== WHAT THE EXERCISE ASKS ==
Within the data that follows, how many lines carry the string "Level"? Give the number alone.

== SUPPLIED DATA ==
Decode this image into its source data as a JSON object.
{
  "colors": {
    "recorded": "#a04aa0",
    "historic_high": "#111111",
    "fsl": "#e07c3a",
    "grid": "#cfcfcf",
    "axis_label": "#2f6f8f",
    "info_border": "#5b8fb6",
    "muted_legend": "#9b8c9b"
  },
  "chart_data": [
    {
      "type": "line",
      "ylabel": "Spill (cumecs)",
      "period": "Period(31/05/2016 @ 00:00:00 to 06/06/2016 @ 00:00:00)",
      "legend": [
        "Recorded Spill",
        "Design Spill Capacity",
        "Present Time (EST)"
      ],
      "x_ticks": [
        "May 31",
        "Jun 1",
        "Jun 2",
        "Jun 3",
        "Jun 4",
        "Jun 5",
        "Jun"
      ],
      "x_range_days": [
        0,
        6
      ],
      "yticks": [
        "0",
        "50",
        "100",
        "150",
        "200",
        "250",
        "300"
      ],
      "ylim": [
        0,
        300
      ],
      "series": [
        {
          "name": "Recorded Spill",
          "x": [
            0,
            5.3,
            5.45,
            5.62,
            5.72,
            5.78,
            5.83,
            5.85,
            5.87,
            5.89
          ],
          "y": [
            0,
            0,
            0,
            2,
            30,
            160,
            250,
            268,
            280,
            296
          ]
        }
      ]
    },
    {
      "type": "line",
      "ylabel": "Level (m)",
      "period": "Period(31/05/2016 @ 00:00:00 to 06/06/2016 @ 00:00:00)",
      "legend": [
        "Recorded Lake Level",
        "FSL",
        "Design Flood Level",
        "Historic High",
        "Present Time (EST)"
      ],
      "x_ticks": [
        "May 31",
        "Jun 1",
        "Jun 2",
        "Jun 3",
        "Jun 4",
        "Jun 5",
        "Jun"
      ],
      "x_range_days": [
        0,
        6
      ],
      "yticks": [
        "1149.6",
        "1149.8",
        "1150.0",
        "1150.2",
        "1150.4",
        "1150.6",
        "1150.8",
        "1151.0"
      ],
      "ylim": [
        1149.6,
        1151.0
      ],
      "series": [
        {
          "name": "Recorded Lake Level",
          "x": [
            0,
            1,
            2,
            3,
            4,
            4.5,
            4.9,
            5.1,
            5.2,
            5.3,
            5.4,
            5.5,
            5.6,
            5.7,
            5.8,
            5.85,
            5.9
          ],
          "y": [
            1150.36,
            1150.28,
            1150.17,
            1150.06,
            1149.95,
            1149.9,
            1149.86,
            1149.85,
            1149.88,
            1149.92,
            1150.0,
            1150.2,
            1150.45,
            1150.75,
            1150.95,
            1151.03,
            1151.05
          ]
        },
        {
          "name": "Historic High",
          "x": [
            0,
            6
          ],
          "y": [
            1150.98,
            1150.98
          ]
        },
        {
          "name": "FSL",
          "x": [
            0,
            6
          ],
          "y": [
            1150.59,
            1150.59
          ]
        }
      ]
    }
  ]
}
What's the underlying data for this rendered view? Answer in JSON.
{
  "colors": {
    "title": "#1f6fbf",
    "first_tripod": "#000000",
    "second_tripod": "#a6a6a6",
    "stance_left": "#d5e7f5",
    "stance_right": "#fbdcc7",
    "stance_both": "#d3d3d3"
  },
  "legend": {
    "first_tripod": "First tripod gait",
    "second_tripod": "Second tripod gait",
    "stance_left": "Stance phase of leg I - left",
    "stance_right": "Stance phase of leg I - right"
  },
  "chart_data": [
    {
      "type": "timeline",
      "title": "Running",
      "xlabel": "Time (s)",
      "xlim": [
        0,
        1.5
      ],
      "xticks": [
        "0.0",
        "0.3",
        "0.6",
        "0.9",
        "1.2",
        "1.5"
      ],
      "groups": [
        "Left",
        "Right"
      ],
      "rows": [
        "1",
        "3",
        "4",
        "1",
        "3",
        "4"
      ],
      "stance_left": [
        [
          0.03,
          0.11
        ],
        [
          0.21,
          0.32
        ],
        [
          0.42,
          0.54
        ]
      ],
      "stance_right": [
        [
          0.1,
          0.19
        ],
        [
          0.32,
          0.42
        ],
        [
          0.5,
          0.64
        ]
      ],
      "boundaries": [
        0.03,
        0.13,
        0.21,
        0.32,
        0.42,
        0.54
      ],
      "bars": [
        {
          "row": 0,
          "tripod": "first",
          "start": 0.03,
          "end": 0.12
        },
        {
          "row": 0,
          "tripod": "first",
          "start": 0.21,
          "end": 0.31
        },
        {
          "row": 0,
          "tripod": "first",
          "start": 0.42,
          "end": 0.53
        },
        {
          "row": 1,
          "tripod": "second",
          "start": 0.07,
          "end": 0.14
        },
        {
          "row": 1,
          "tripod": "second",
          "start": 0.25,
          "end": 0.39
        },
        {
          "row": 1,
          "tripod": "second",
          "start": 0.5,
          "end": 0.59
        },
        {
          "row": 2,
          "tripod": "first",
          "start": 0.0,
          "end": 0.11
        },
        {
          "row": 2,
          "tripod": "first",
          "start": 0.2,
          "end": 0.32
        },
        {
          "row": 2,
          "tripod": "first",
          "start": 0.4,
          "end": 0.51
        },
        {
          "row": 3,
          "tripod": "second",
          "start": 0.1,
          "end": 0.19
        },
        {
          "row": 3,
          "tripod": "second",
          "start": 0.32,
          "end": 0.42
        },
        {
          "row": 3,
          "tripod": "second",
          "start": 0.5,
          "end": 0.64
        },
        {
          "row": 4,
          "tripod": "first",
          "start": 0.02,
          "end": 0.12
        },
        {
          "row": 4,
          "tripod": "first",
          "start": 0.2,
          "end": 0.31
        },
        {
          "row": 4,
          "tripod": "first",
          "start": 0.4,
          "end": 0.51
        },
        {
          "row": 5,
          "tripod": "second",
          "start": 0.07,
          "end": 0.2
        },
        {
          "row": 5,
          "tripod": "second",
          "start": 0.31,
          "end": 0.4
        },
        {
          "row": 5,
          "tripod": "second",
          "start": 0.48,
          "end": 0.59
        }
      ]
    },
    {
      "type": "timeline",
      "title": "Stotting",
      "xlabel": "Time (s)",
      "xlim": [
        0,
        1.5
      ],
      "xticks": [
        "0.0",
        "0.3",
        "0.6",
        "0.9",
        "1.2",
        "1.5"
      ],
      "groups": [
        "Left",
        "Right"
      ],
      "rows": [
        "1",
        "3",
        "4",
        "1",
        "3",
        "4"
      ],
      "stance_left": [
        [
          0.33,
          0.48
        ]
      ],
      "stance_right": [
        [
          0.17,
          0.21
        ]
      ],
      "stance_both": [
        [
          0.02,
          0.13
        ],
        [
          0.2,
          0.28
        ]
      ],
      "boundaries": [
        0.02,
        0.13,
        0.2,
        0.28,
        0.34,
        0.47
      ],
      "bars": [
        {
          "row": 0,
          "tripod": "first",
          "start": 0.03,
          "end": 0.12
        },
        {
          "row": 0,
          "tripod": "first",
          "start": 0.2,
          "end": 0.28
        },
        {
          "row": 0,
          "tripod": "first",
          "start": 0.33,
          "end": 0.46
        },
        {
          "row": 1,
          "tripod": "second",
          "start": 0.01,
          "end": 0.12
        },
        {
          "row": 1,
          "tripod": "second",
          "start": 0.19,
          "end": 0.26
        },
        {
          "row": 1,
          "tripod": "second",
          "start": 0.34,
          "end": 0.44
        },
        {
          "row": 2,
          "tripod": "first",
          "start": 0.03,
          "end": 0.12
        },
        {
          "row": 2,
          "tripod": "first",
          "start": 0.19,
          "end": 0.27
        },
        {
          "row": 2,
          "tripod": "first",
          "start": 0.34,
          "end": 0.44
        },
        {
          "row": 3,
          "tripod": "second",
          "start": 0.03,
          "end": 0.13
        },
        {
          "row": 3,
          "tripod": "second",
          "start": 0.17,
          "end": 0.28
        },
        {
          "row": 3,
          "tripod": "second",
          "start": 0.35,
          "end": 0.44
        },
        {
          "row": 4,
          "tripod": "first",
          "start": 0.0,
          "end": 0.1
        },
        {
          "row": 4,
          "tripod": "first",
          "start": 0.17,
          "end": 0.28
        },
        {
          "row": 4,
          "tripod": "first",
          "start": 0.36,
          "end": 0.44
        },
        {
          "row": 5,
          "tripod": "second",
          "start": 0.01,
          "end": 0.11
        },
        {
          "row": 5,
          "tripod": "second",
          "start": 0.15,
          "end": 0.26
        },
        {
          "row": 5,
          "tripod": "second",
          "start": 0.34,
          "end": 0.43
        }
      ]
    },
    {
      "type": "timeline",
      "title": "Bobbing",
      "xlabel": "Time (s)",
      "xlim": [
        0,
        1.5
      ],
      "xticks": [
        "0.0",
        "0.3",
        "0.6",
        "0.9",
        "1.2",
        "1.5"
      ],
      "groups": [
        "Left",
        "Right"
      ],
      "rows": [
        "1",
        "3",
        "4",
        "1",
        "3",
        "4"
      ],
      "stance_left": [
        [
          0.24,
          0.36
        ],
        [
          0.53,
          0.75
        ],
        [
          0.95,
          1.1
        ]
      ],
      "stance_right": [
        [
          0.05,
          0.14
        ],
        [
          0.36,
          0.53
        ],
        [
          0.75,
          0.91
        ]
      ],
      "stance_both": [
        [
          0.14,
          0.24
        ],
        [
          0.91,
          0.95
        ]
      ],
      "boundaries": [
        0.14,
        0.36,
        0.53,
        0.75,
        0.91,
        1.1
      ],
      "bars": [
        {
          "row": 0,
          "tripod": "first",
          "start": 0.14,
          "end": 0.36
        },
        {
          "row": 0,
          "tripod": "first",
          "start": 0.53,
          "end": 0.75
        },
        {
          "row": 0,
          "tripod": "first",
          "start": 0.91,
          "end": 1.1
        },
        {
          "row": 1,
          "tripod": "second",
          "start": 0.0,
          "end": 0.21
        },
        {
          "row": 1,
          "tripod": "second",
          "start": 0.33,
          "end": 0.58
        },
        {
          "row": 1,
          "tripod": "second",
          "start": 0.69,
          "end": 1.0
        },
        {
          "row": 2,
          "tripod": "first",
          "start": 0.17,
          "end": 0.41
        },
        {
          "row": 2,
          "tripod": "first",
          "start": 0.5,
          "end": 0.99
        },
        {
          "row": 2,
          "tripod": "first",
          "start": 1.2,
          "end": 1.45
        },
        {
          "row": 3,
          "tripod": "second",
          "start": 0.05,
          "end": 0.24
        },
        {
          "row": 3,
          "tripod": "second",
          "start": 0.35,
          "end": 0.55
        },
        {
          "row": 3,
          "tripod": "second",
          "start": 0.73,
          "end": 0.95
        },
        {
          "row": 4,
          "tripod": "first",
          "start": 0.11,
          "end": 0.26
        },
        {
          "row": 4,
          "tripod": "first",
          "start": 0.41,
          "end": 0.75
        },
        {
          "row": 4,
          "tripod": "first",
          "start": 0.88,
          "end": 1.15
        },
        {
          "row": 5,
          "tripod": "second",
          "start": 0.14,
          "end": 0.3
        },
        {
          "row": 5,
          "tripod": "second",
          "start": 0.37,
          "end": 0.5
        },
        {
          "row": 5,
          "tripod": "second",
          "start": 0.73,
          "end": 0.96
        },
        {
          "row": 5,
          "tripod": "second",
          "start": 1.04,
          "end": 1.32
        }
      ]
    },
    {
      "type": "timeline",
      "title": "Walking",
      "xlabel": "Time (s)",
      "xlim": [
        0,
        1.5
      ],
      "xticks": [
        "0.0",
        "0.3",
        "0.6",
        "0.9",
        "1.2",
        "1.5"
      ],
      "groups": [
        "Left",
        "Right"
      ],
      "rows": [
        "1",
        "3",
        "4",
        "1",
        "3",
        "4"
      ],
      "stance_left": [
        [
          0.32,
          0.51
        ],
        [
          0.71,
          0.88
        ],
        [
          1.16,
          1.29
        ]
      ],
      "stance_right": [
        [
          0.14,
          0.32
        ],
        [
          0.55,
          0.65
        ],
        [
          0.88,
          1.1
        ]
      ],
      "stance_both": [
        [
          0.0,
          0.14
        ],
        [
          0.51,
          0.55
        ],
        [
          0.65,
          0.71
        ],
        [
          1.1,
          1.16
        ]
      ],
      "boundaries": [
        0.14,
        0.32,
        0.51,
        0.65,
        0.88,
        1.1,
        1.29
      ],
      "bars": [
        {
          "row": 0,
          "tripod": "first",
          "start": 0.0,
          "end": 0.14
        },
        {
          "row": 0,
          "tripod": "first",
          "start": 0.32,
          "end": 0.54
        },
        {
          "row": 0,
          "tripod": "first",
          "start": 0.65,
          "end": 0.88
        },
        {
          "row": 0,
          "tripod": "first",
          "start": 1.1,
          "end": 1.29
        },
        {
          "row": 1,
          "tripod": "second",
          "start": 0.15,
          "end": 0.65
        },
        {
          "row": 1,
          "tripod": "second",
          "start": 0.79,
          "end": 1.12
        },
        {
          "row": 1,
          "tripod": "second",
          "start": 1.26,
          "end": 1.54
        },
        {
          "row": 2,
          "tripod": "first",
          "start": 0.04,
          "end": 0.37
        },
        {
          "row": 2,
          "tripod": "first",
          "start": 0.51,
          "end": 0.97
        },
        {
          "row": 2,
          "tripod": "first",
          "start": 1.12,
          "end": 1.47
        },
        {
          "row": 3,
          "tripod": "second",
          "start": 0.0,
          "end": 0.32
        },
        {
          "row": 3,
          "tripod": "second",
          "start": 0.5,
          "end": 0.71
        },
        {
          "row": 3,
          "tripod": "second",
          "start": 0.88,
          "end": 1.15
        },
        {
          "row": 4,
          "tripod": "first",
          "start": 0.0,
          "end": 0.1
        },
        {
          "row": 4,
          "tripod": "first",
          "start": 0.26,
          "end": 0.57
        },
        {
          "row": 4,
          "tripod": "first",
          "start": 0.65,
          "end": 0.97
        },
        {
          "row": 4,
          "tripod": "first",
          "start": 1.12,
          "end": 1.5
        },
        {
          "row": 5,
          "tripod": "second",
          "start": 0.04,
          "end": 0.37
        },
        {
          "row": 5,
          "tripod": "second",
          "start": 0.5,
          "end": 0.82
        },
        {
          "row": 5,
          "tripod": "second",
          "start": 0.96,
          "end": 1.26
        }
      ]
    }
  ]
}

== EXPECTED OUTPUT ==
4